WHAT YOU NEED TO DO:
Copy out, without any change, the lines below from the very first one through the line that contains "- article-heading: Johnstown", including that line.

§ §

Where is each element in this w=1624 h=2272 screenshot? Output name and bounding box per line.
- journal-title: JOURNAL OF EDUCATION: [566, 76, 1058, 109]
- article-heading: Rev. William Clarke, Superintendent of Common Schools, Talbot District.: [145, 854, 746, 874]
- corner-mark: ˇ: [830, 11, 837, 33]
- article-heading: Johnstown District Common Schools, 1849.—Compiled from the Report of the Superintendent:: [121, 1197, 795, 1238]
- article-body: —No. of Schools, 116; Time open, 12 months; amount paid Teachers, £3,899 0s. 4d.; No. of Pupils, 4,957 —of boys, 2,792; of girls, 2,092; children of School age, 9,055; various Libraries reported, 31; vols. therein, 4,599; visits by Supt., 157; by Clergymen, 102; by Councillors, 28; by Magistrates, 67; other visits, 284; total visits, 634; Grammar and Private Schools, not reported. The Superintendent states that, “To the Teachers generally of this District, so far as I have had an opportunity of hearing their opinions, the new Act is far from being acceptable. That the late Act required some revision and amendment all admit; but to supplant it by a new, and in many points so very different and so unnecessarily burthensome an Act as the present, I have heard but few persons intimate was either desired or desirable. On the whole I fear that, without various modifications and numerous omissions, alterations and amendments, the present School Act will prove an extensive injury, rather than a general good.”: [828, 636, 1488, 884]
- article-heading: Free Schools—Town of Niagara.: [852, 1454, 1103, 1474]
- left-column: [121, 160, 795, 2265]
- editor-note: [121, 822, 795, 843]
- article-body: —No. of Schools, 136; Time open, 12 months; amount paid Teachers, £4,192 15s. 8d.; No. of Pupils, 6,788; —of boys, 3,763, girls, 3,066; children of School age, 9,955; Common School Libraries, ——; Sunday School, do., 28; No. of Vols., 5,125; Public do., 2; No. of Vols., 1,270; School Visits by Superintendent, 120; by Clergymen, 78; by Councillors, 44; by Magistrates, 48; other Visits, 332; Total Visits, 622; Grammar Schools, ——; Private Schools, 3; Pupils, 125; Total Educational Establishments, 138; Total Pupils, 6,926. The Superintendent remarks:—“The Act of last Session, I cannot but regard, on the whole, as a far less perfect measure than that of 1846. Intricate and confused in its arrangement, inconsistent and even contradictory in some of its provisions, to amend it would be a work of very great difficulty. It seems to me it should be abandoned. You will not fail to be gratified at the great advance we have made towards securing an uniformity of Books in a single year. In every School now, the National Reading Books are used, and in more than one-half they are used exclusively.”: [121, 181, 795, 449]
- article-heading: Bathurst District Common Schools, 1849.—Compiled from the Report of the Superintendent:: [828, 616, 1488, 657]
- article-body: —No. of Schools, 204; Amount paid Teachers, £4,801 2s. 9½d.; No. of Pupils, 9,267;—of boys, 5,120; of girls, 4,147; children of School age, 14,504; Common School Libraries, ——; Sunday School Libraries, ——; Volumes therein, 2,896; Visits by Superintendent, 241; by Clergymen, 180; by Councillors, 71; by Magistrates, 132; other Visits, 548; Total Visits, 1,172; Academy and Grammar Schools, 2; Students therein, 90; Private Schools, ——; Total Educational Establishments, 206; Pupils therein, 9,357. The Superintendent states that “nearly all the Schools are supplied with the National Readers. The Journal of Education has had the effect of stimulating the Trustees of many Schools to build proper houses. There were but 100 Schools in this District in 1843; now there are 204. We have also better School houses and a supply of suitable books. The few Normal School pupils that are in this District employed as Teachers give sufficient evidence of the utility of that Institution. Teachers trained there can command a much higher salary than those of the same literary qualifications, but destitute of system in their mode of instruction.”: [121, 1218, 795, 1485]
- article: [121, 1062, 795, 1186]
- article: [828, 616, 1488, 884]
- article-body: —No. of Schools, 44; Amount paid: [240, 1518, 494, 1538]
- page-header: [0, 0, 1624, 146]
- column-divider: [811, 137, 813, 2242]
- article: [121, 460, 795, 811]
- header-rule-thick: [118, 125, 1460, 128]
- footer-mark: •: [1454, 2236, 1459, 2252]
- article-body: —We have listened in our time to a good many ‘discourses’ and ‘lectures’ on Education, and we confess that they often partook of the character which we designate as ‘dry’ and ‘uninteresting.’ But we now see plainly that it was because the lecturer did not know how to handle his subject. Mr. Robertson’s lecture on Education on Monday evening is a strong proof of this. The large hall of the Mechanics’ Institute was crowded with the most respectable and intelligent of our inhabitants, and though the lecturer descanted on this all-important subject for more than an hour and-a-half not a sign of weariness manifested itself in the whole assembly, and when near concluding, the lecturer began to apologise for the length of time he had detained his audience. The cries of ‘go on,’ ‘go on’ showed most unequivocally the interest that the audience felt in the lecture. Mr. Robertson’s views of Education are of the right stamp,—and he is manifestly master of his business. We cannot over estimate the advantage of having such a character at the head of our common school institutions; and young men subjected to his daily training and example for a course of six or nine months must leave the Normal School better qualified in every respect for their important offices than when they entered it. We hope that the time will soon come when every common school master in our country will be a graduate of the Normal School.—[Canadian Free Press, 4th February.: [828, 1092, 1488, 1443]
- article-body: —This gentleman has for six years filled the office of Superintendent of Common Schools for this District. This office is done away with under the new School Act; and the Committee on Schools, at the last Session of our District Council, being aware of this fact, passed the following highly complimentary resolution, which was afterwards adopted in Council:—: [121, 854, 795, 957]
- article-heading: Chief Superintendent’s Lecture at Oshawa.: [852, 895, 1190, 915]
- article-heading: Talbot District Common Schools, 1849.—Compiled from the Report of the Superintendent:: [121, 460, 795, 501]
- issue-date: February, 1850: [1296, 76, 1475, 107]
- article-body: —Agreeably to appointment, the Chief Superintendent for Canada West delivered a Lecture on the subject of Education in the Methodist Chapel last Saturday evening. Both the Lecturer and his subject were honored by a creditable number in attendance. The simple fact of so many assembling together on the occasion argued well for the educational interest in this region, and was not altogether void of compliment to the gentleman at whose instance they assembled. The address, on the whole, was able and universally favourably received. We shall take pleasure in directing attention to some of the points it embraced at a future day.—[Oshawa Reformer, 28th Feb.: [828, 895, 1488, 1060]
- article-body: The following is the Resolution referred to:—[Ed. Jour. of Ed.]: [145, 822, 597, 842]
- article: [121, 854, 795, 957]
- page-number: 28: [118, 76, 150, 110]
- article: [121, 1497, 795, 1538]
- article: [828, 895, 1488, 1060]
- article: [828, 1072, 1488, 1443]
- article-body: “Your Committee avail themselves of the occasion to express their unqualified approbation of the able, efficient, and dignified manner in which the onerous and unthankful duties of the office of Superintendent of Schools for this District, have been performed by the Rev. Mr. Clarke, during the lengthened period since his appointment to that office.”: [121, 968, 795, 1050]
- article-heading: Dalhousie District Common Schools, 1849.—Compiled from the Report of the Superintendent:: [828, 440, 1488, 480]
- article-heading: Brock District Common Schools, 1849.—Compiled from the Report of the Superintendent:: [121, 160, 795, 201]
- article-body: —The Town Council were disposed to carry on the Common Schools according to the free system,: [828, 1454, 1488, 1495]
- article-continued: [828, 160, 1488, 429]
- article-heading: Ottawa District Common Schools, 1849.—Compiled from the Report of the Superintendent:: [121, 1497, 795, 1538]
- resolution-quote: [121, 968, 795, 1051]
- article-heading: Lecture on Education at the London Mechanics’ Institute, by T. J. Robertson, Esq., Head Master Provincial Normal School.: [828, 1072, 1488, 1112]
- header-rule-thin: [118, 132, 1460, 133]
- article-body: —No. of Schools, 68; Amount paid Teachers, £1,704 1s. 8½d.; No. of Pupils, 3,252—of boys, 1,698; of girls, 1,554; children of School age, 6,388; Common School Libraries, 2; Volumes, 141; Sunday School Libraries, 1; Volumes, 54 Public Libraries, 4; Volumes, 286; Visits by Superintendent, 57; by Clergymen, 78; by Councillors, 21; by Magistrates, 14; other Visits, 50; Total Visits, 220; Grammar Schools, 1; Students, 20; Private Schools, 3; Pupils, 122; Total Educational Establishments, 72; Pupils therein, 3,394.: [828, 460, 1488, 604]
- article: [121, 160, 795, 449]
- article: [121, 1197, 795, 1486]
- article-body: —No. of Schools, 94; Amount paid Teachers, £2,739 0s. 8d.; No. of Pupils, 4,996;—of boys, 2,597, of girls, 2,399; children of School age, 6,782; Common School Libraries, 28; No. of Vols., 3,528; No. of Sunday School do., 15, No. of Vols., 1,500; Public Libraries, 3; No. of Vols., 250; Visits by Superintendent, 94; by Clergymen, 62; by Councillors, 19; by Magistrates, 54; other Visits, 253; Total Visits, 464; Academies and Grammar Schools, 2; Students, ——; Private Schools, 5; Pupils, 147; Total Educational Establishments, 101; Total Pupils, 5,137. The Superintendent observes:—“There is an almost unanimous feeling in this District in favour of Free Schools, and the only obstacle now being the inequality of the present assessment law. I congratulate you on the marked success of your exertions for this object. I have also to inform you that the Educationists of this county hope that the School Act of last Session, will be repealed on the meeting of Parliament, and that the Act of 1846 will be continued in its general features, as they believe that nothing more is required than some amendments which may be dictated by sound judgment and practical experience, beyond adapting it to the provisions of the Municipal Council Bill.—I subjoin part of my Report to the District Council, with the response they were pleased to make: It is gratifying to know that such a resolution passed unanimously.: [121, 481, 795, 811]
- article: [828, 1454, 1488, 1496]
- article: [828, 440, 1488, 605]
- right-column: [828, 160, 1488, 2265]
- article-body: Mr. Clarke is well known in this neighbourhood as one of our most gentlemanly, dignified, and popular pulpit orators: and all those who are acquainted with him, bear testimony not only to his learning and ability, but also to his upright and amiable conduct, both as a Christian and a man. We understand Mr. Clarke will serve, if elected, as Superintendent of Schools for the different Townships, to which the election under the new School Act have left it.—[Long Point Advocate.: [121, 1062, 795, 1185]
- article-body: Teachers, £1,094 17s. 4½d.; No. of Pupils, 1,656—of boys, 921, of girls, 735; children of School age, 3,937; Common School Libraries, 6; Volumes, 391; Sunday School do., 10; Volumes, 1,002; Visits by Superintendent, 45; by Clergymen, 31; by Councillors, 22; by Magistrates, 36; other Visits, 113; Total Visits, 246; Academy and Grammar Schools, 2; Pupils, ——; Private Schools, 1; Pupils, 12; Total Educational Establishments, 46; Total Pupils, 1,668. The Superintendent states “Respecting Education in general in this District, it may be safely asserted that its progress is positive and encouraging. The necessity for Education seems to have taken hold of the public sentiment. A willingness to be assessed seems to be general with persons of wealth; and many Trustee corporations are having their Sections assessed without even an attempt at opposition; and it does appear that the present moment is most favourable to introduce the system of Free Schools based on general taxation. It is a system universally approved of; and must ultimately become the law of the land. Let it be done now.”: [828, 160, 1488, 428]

§ §

TASK OUTPUT:
Where is each element in this w=1624 h=2272 screenshot? Output name and bounding box per line.
- journal-title: JOURNAL OF EDUCATION: [566, 76, 1058, 109]
- article-heading: Rev. William Clarke, Superintendent of Common Schools, Talbot District.: [145, 854, 746, 874]
- corner-mark: ˇ: [830, 11, 837, 33]
- article-heading: Johnstown District Common Schools, 1849.—Compiled from the Report of the Superintendent:: [121, 1197, 795, 1238]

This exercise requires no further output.